▶ _What you should do_
From the listing that follows, output everything exactly except the pictures.

▶ _Listing_

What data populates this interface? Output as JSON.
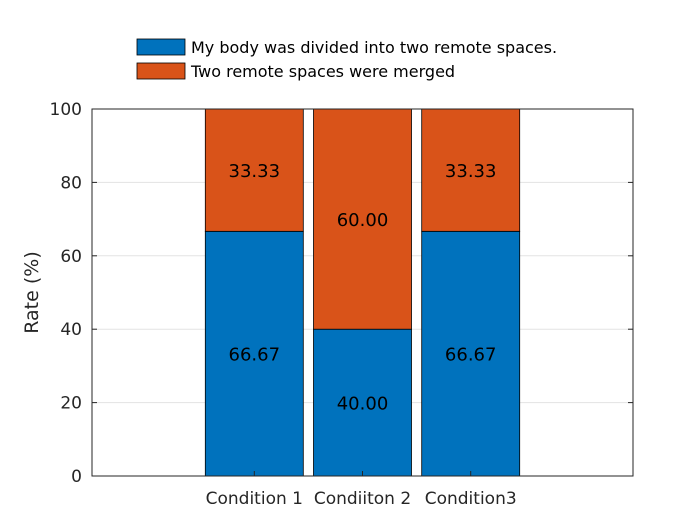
{
  "chart_data": {
    "type": "bar",
    "stacked": true,
    "categories": [
      "Condition 1",
      "Condiiton 2",
      "Condition3"
    ],
    "series": [
      {
        "name": "My body was divided into two remote spaces.",
        "values": [
          66.67,
          40.0,
          66.67
        ],
        "labels": [
          "66.67",
          "40.00",
          "66.67"
        ],
        "color": "#0072BD"
      },
      {
        "name": "Two remote spaces were merged",
        "values": [
          33.33,
          60.0,
          33.33
        ],
        "labels": [
          "33.33",
          "60.00",
          "33.33"
        ],
        "color": "#D95319"
      }
    ],
    "title": "",
    "xlabel": "",
    "ylabel": "Rate (%)",
    "ylim": [
      0,
      100
    ],
    "yticks": [
      "0",
      "20",
      "40",
      "60",
      "80",
      "100"
    ],
    "grid": "y",
    "legend_position": "top-center"
  }
}
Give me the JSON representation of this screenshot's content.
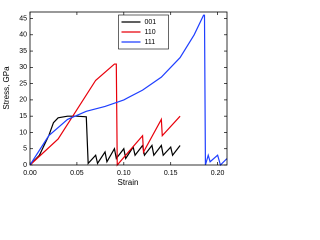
{
  "chart_data": {
    "type": "line",
    "xlabel": "Strain",
    "ylabel": "Stress, GPa",
    "xlim": [
      0,
      0.21
    ],
    "ylim": [
      0,
      47
    ],
    "xticks": [
      {
        "value": 0,
        "label": "0.00"
      },
      0.05,
      {
        "value": 0.1,
        "label": "0.10"
      },
      0.15,
      {
        "value": 0.2,
        "label": "0.20"
      }
    ],
    "yticks": [
      0,
      5,
      10,
      15,
      20,
      25,
      30,
      35,
      40,
      45
    ],
    "legend": "upper center",
    "series": [
      {
        "name": "001",
        "color": "#000000",
        "x": [
          0,
          0.01,
          0.02,
          0.025,
          0.03,
          0.04,
          0.05,
          0.06,
          0.062,
          0.07,
          0.072,
          0.08,
          0.082,
          0.09,
          0.092,
          0.1,
          0.102,
          0.11,
          0.112,
          0.12,
          0.122,
          0.13,
          0.132,
          0.14,
          0.142,
          0.15,
          0.152,
          0.16
        ],
        "values": [
          0,
          3,
          9,
          13,
          14.5,
          15,
          15,
          14.8,
          0.5,
          3,
          0.5,
          4,
          1,
          5,
          2,
          5,
          2,
          5.5,
          3,
          6,
          3,
          6,
          3,
          6,
          3,
          5.5,
          3,
          6
        ]
      },
      {
        "name": "110",
        "color": "#e8000b",
        "x": [
          0,
          0.03,
          0.05,
          0.07,
          0.09,
          0.092,
          0.093,
          0.12,
          0.121,
          0.14,
          0.141,
          0.16
        ],
        "values": [
          0,
          8,
          17,
          26,
          31,
          31,
          0,
          9,
          4,
          14,
          9,
          15
        ]
      },
      {
        "name": "111",
        "color": "#1f3fff",
        "x": [
          0,
          0.02,
          0.04,
          0.06,
          0.08,
          0.1,
          0.12,
          0.14,
          0.16,
          0.175,
          0.185,
          0.186,
          0.187,
          0.19,
          0.192,
          0.2,
          0.203,
          0.21
        ],
        "values": [
          0,
          9,
          14,
          16.5,
          18,
          20,
          23,
          27,
          33,
          40,
          46,
          46,
          0,
          3,
          1,
          3,
          0,
          2
        ]
      }
    ]
  }
}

▶ _Exercise response_
What data populates this interface? Output as JSON.
{
  "chart_data": {
    "type": "bar",
    "stacked": true,
    "categories": [
      "Condition 1",
      "Condiiton 2",
      "Condition3"
    ],
    "series": [
      {
        "name": "My body was divided into two remote spaces.",
        "values": [
          66.67,
          40.0,
          66.67
        ],
        "labels": [
          "66.67",
          "40.00",
          "66.67"
        ],
        "color": "#0072BD"
      },
      {
        "name": "Two remote spaces were merged",
        "values": [
          33.33,
          60.0,
          33.33
        ],
        "labels": [
          "33.33",
          "60.00",
          "33.33"
        ],
        "color": "#D95319"
      }
    ],
    "title": "",
    "xlabel": "",
    "ylabel": "Rate (%)",
    "ylim": [
      0,
      100
    ],
    "yticks": [
      "0",
      "20",
      "40",
      "60",
      "80",
      "100"
    ],
    "grid": "y",
    "legend_position": "top-center"
  }
}
Give me the JSON representation of this screenshot's content.
{
  "chart_data": {
    "type": "line",
    "xlabel": "Strain",
    "ylabel": "Stress, GPa",
    "xlim": [
      0,
      0.21
    ],
    "ylim": [
      0,
      47
    ],
    "xticks": [
      {
        "value": 0,
        "label": "0.00"
      },
      0.05,
      {
        "value": 0.1,
        "label": "0.10"
      },
      0.15,
      {
        "value": 0.2,
        "label": "0.20"
      }
    ],
    "yticks": [
      0,
      5,
      10,
      15,
      20,
      25,
      30,
      35,
      40,
      45
    ],
    "legend": "upper center",
    "series": [
      {
        "name": "001",
        "color": "#000000",
        "x": [
          0,
          0.01,
          0.02,
          0.025,
          0.03,
          0.04,
          0.05,
          0.06,
          0.062,
          0.07,
          0.072,
          0.08,
          0.082,
          0.09,
          0.092,
          0.1,
          0.102,
          0.11,
          0.112,
          0.12,
          0.122,
          0.13,
          0.132,
          0.14,
          0.142,
          0.15,
          0.152,
          0.16
        ],
        "values": [
          0,
          3,
          9,
          13,
          14.5,
          15,
          15,
          14.8,
          0.5,
          3,
          0.5,
          4,
          1,
          5,
          2,
          5,
          2,
          5.5,
          3,
          6,
          3,
          6,
          3,
          6,
          3,
          5.5,
          3,
          6
        ]
      },
      {
        "name": "110",
        "color": "#e8000b",
        "x": [
          0,
          0.03,
          0.05,
          0.07,
          0.09,
          0.092,
          0.093,
          0.12,
          0.121,
          0.14,
          0.141,
          0.16
        ],
        "values": [
          0,
          8,
          17,
          26,
          31,
          31,
          0,
          9,
          4,
          14,
          9,
          15
        ]
      },
      {
        "name": "111",
        "color": "#1f3fff",
        "x": [
          0,
          0.02,
          0.04,
          0.06,
          0.08,
          0.1,
          0.12,
          0.14,
          0.16,
          0.175,
          0.185,
          0.186,
          0.187,
          0.19,
          0.192,
          0.2,
          0.203,
          0.21
        ],
        "values": [
          0,
          9,
          14,
          16.5,
          18,
          20,
          23,
          27,
          33,
          40,
          46,
          46,
          0,
          3,
          1,
          3,
          0,
          2
        ]
      }
    ]
  }
}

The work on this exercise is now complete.